"""

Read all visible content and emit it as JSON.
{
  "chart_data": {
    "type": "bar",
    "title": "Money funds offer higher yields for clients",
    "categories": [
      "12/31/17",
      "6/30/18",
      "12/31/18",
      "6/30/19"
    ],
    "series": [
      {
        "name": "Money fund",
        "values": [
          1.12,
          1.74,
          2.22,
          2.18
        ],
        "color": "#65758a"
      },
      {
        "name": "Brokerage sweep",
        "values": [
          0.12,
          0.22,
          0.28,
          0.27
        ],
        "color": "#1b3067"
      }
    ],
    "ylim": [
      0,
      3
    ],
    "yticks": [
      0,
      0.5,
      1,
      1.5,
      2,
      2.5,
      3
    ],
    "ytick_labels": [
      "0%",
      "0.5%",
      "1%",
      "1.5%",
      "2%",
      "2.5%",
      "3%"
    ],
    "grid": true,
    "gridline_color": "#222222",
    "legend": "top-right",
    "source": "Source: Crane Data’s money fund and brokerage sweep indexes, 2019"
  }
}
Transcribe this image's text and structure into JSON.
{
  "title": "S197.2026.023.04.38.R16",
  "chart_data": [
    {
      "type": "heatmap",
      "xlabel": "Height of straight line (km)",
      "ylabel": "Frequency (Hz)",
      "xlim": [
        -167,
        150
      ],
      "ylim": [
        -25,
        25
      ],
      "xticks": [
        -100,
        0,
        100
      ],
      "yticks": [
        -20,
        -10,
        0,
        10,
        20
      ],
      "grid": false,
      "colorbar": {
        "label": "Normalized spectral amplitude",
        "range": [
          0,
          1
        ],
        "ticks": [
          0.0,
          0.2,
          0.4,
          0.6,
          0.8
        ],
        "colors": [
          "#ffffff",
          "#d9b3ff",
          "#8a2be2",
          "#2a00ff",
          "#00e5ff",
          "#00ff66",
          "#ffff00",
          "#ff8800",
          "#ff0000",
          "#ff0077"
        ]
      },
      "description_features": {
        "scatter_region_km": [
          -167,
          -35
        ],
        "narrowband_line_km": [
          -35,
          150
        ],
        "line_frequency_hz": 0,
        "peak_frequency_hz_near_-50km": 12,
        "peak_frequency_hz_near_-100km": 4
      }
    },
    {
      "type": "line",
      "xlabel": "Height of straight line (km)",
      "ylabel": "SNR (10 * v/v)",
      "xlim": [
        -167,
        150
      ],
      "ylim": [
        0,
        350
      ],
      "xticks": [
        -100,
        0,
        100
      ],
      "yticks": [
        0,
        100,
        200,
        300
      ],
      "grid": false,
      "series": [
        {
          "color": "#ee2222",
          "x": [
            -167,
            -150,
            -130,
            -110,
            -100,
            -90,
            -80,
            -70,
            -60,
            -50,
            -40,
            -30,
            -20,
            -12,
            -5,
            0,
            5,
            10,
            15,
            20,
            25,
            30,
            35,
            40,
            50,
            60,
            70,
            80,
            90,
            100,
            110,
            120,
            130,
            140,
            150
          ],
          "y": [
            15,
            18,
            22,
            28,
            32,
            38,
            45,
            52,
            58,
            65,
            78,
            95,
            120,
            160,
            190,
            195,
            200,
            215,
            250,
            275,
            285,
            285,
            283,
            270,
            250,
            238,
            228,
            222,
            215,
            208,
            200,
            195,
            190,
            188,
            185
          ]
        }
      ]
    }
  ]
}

"""

_Written request_:
Locate the lines above that hold the word "name". Show every one of them.

_Solution to this problem_:
        "name": "Money fund",
        "name": "Brokerage sweep",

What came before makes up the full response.